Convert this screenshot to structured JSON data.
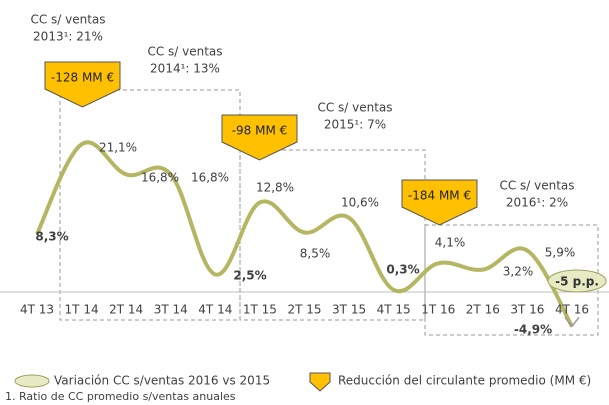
{
  "chart_data": {
    "type": "line",
    "categories": [
      "4T 13",
      "1T 14",
      "2T 14",
      "3T 14",
      "4T 14",
      "1T 15",
      "2T 15",
      "3T 15",
      "4T 15",
      "1T 16",
      "2T 16",
      "3T 16",
      "4T 16"
    ],
    "values": [
      8.3,
      21.1,
      16.8,
      16.8,
      2.5,
      12.8,
      8.5,
      10.6,
      0.3,
      4.1,
      3.2,
      5.9,
      -4.9
    ],
    "value_labels": [
      "8,3%",
      "21,1%",
      "16,8%",
      "16,8%",
      "2,5%",
      "12,8%",
      "8,5%",
      "10,6%",
      "0,3%",
      "4,1%",
      "3,2%",
      "5,9%",
      "-4,9%"
    ],
    "color": "#b5b562",
    "annotations": [
      {
        "lines": [
          "CC s/ ventas",
          "2013¹: 21%"
        ]
      },
      {
        "lines": [
          "CC s/ ventas",
          "2014¹: 13%"
        ]
      },
      {
        "lines": [
          "CC s/ ventas",
          "2015¹: 7%"
        ]
      },
      {
        "lines": [
          "CC s/ ventas",
          "2016¹: 2%"
        ]
      }
    ],
    "reductions": [
      "-128 MM €",
      "-98 MM €",
      "-184 MM €"
    ],
    "variation_label": "-5 p.p.",
    "legend": [
      "Variación CC s/ventas 2016 vs 2015",
      "Reducción del circulante promedio (MM €)"
    ],
    "footnote": "1. Ratio de CC promedio s/ventas anuales"
  }
}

□ □ □ □ □

| WHAT YOU NEED TO DO |
Transcribe each entry precisely as given, leaving the pictures out.

| ANSWER TO THE EXERCISE |
Convert this screenshot to structured JSON data.
{
  "chart_data": {
    "type": "line",
    "categories": [
      "4T 13",
      "1T 14",
      "2T 14",
      "3T 14",
      "4T 14",
      "1T 15",
      "2T 15",
      "3T 15",
      "4T 15",
      "1T 16",
      "2T 16",
      "3T 16",
      "4T 16"
    ],
    "values": [
      8.3,
      21.1,
      16.8,
      16.8,
      2.5,
      12.8,
      8.5,
      10.6,
      0.3,
      4.1,
      3.2,
      5.9,
      -4.9
    ],
    "value_labels": [
      "8,3%",
      "21,1%",
      "16,8%",
      "16,8%",
      "2,5%",
      "12,8%",
      "8,5%",
      "10,6%",
      "0,3%",
      "4,1%",
      "3,2%",
      "5,9%",
      "-4,9%"
    ],
    "color": "#b5b562",
    "annotations": [
      {
        "lines": [
          "CC s/ ventas",
          "2013¹: 21%"
        ]
      },
      {
        "lines": [
          "CC s/ ventas",
          "2014¹: 13%"
        ]
      },
      {
        "lines": [
          "CC s/ ventas",
          "2015¹: 7%"
        ]
      },
      {
        "lines": [
          "CC s/ ventas",
          "2016¹: 2%"
        ]
      }
    ],
    "reductions": [
      "-128 MM €",
      "-98 MM €",
      "-184 MM €"
    ],
    "variation_label": "-5 p.p.",
    "legend": [
      "Variación CC s/ventas 2016 vs 2015",
      "Reducción del circulante promedio (MM €)"
    ],
    "footnote": "1. Ratio de CC promedio s/ventas anuales"
  }
}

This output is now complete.